▼
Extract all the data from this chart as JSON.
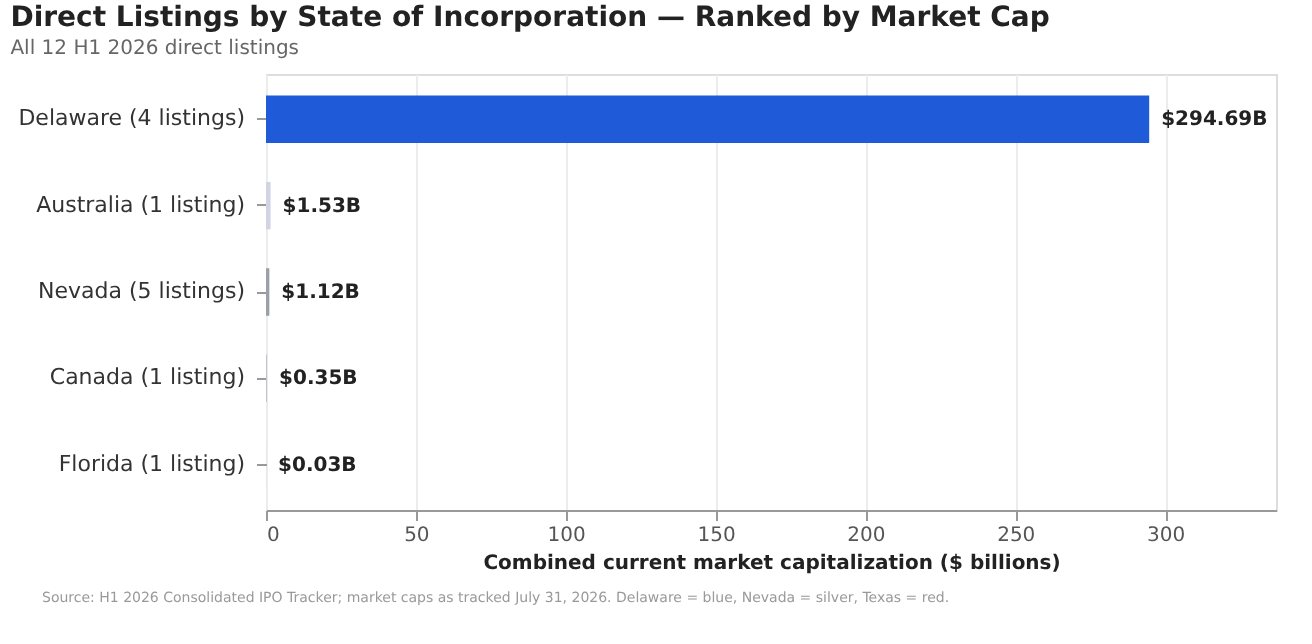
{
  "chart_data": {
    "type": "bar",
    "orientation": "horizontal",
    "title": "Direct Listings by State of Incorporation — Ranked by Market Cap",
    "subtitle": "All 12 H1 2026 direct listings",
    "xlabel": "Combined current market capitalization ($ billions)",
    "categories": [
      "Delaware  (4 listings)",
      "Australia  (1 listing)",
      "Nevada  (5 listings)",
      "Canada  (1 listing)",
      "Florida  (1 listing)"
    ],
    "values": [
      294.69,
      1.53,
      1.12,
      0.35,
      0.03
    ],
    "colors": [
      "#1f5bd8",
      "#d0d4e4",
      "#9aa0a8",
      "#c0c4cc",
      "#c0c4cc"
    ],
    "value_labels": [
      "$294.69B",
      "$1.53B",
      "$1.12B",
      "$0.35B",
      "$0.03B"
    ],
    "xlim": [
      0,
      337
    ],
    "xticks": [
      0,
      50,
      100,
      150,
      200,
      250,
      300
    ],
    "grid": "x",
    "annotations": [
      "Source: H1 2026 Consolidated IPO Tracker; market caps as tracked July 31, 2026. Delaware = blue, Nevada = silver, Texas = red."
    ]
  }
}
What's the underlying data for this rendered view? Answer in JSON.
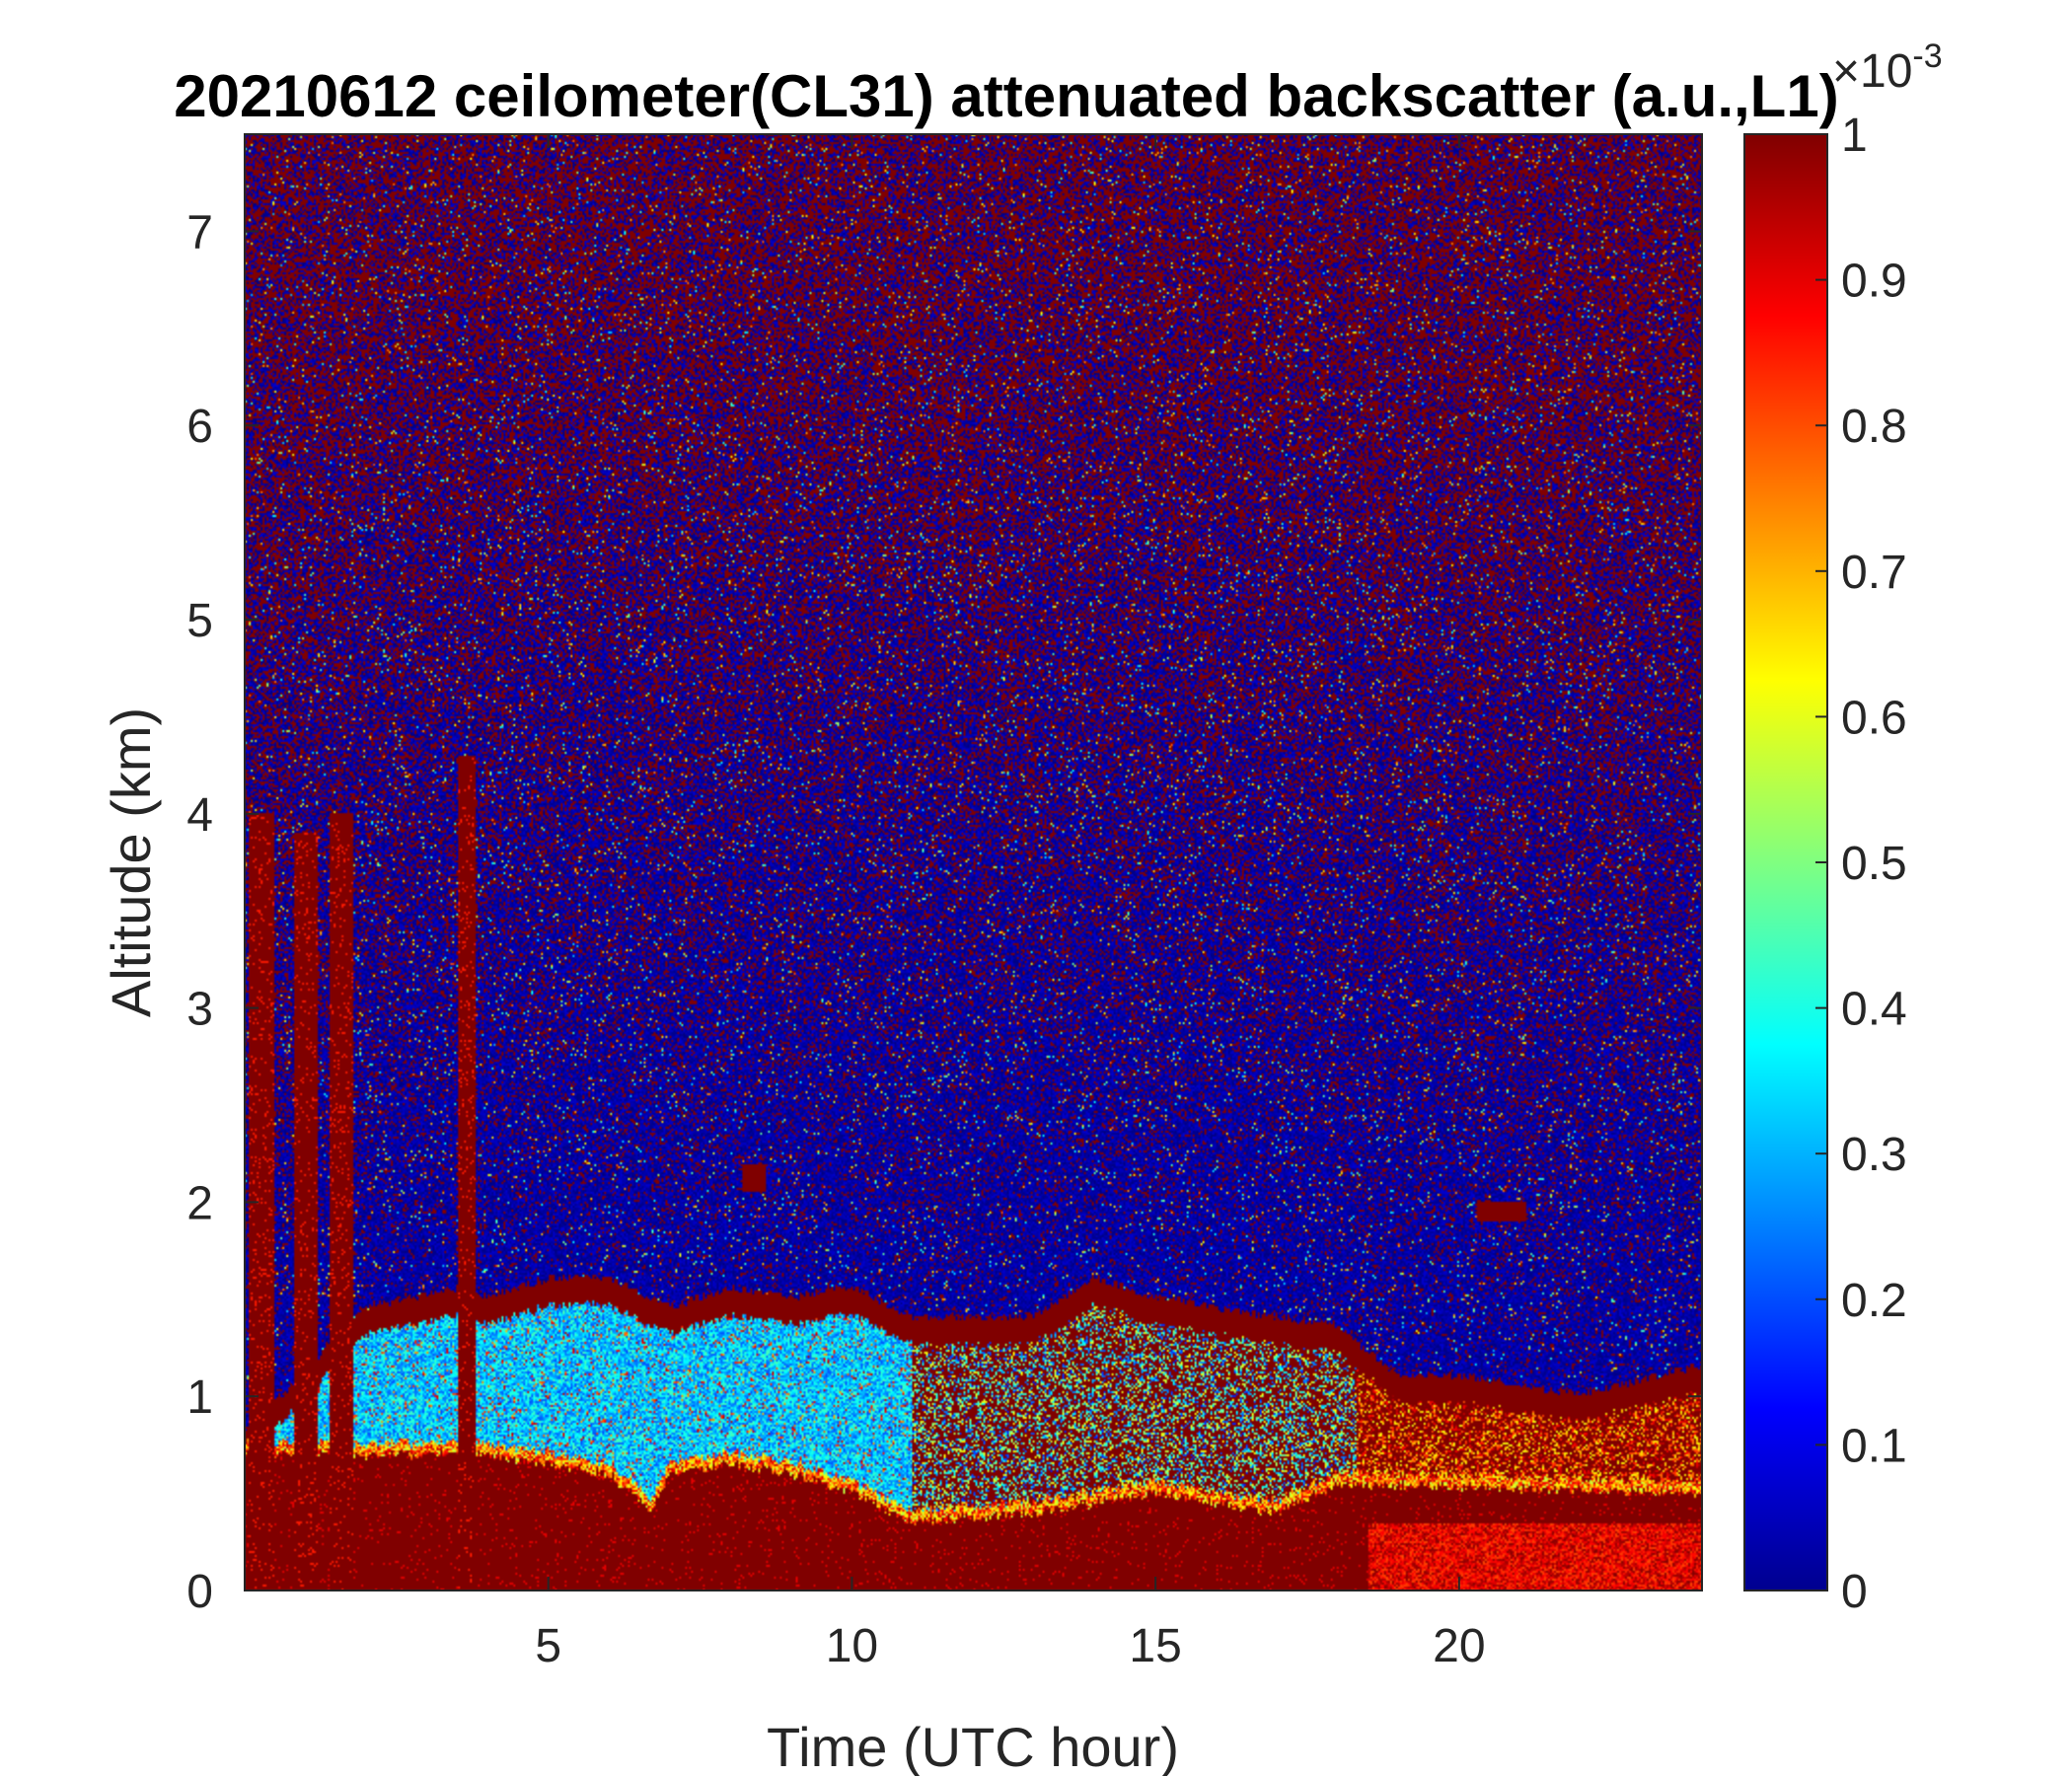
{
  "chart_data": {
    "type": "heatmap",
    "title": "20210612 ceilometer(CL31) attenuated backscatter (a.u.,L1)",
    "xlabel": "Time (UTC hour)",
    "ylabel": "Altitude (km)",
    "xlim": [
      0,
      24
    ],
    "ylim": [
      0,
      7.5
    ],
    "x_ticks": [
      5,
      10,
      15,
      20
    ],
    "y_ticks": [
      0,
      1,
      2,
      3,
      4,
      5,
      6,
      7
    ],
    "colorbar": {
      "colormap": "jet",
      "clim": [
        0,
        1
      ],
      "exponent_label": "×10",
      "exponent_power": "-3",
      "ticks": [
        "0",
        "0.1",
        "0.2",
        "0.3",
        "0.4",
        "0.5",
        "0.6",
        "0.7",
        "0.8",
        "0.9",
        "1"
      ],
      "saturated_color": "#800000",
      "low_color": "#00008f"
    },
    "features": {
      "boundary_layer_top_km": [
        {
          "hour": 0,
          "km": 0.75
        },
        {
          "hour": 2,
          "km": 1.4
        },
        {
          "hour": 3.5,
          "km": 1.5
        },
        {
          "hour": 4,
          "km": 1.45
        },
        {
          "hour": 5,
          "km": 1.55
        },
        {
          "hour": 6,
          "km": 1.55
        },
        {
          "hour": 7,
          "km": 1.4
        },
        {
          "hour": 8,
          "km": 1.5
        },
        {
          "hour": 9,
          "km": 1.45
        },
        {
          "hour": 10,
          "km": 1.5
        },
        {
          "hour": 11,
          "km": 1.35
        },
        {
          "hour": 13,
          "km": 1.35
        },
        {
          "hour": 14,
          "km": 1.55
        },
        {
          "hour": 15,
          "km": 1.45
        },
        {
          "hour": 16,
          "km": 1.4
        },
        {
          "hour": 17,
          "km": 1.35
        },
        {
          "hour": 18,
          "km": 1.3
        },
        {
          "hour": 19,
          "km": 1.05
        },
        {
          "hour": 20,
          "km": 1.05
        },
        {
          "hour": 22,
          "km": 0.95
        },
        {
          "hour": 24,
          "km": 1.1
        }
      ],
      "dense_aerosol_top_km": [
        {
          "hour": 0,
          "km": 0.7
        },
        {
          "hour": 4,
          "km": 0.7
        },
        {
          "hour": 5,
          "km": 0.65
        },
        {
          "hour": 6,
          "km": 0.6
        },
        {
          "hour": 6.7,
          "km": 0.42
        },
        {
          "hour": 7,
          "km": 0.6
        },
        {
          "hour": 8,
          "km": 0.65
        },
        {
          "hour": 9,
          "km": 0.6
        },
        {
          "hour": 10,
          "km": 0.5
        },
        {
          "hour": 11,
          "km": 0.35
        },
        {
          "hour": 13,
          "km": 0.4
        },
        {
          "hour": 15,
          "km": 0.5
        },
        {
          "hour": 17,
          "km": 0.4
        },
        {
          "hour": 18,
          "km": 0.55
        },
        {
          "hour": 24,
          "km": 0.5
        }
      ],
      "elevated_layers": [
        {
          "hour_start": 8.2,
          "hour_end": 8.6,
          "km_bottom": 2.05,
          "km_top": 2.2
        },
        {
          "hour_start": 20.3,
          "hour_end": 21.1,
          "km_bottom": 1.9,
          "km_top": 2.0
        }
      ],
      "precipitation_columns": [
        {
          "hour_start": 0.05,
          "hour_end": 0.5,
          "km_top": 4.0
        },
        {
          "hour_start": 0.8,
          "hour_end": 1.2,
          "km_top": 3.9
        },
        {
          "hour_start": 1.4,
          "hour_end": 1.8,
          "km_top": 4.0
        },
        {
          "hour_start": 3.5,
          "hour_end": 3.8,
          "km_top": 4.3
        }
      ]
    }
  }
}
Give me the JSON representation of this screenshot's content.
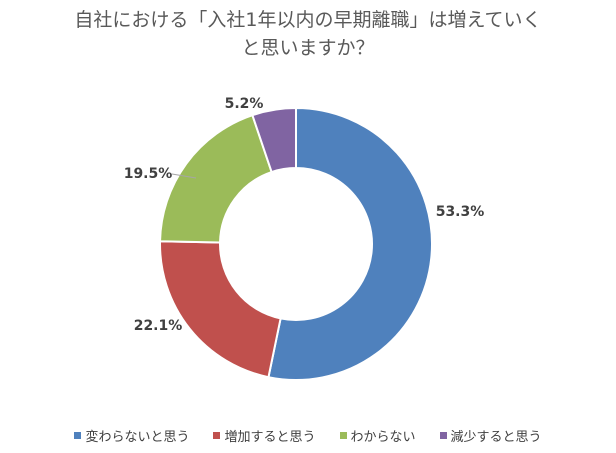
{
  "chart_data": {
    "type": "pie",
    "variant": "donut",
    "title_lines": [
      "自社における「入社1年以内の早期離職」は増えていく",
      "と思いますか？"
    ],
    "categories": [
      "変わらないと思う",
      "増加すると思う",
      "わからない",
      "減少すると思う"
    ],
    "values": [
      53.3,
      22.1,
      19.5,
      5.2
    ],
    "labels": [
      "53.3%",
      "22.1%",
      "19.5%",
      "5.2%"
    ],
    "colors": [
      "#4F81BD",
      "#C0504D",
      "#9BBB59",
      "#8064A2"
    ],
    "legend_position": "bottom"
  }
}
▲
Requirements:
Apart from the pictures, the entries above are to be repeated in full and exactly.

Written solution:
Extract all the data from this chart as JSON.
{
  "chart_data": {
    "type": "bar",
    "orientation": "horizontal",
    "title": "Direct Listings by State of Incorporation — Ranked by Market Cap",
    "subtitle": "All 12 H1 2026 direct listings",
    "xlabel": "Combined current market capitalization ($ billions)",
    "categories": [
      "Delaware  (4 listings)",
      "Australia  (1 listing)",
      "Nevada  (5 listings)",
      "Canada  (1 listing)",
      "Florida  (1 listing)"
    ],
    "values": [
      294.69,
      1.53,
      1.12,
      0.35,
      0.03
    ],
    "colors": [
      "#1f5bd8",
      "#d0d4e4",
      "#9aa0a8",
      "#c0c4cc",
      "#c0c4cc"
    ],
    "value_labels": [
      "$294.69B",
      "$1.53B",
      "$1.12B",
      "$0.35B",
      "$0.03B"
    ],
    "xlim": [
      0,
      337
    ],
    "xticks": [
      0,
      50,
      100,
      150,
      200,
      250,
      300
    ],
    "grid": "x",
    "annotations": [
      "Source: H1 2026 Consolidated IPO Tracker; market caps as tracked July 31, 2026. Delaware = blue, Nevada = silver, Texas = red."
    ]
  }
}
What's the underlying data for this rendered view? Answer in JSON.
{
  "chart_data": {
    "type": "heatmap",
    "title": "20210612 ceilometer(CL31) attenuated backscatter (a.u.,L1)",
    "xlabel": "Time (UTC hour)",
    "ylabel": "Altitude (km)",
    "xlim": [
      0,
      24
    ],
    "ylim": [
      0,
      7.5
    ],
    "x_ticks": [
      5,
      10,
      15,
      20
    ],
    "y_ticks": [
      0,
      1,
      2,
      3,
      4,
      5,
      6,
      7
    ],
    "colorbar": {
      "colormap": "jet",
      "clim": [
        0,
        1
      ],
      "exponent_label": "×10",
      "exponent_power": "-3",
      "ticks": [
        "0",
        "0.1",
        "0.2",
        "0.3",
        "0.4",
        "0.5",
        "0.6",
        "0.7",
        "0.8",
        "0.9",
        "1"
      ],
      "saturated_color": "#800000",
      "low_color": "#00008f"
    },
    "features": {
      "boundary_layer_top_km": [
        {
          "hour": 0,
          "km": 0.75
        },
        {
          "hour": 2,
          "km": 1.4
        },
        {
          "hour": 3.5,
          "km": 1.5
        },
        {
          "hour": 4,
          "km": 1.45
        },
        {
          "hour": 5,
          "km": 1.55
        },
        {
          "hour": 6,
          "km": 1.55
        },
        {
          "hour": 7,
          "km": 1.4
        },
        {
          "hour": 8,
          "km": 1.5
        },
        {
          "hour": 9,
          "km": 1.45
        },
        {
          "hour": 10,
          "km": 1.5
        },
        {
          "hour": 11,
          "km": 1.35
        },
        {
          "hour": 13,
          "km": 1.35
        },
        {
          "hour": 14,
          "km": 1.55
        },
        {
          "hour": 15,
          "km": 1.45
        },
        {
          "hour": 16,
          "km": 1.4
        },
        {
          "hour": 17,
          "km": 1.35
        },
        {
          "hour": 18,
          "km": 1.3
        },
        {
          "hour": 19,
          "km": 1.05
        },
        {
          "hour": 20,
          "km": 1.05
        },
        {
          "hour": 22,
          "km": 0.95
        },
        {
          "hour": 24,
          "km": 1.1
        }
      ],
      "dense_aerosol_top_km": [
        {
          "hour": 0,
          "km": 0.7
        },
        {
          "hour": 4,
          "km": 0.7
        },
        {
          "hour": 5,
          "km": 0.65
        },
        {
          "hour": 6,
          "km": 0.6
        },
        {
          "hour": 6.7,
          "km": 0.42
        },
        {
          "hour": 7,
          "km": 0.6
        },
        {
          "hour": 8,
          "km": 0.65
        },
        {
          "hour": 9,
          "km": 0.6
        },
        {
          "hour": 10,
          "km": 0.5
        },
        {
          "hour": 11,
          "km": 0.35
        },
        {
          "hour": 13,
          "km": 0.4
        },
        {
          "hour": 15,
          "km": 0.5
        },
        {
          "hour": 17,
          "km": 0.4
        },
        {
          "hour": 18,
          "km": 0.55
        },
        {
          "hour": 24,
          "km": 0.5
        }
      ],
      "elevated_layers": [
        {
          "hour_start": 8.2,
          "hour_end": 8.6,
          "km_bottom": 2.05,
          "km_top": 2.2
        },
        {
          "hour_start": 20.3,
          "hour_end": 21.1,
          "km_bottom": 1.9,
          "km_top": 2.0
        }
      ],
      "precipitation_columns": [
        {
          "hour_start": 0.05,
          "hour_end": 0.5,
          "km_top": 4.0
        },
        {
          "hour_start": 0.8,
          "hour_end": 1.2,
          "km_top": 3.9
        },
        {
          "hour_start": 1.4,
          "hour_end": 1.8,
          "km_top": 4.0
        },
        {
          "hour_start": 3.5,
          "hour_end": 3.8,
          "km_top": 4.3
        }
      ]
    }
  }
}
Give me the JSON representation of this screenshot's content.
{
  "chart_data": {
    "type": "pie",
    "variant": "donut",
    "title_lines": [
      "自社における「入社1年以内の早期離職」は増えていく",
      "と思いますか？"
    ],
    "categories": [
      "変わらないと思う",
      "増加すると思う",
      "わからない",
      "減少すると思う"
    ],
    "values": [
      53.3,
      22.1,
      19.5,
      5.2
    ],
    "labels": [
      "53.3%",
      "22.1%",
      "19.5%",
      "5.2%"
    ],
    "colors": [
      "#4F81BD",
      "#C0504D",
      "#9BBB59",
      "#8064A2"
    ],
    "legend_position": "bottom"
  }
}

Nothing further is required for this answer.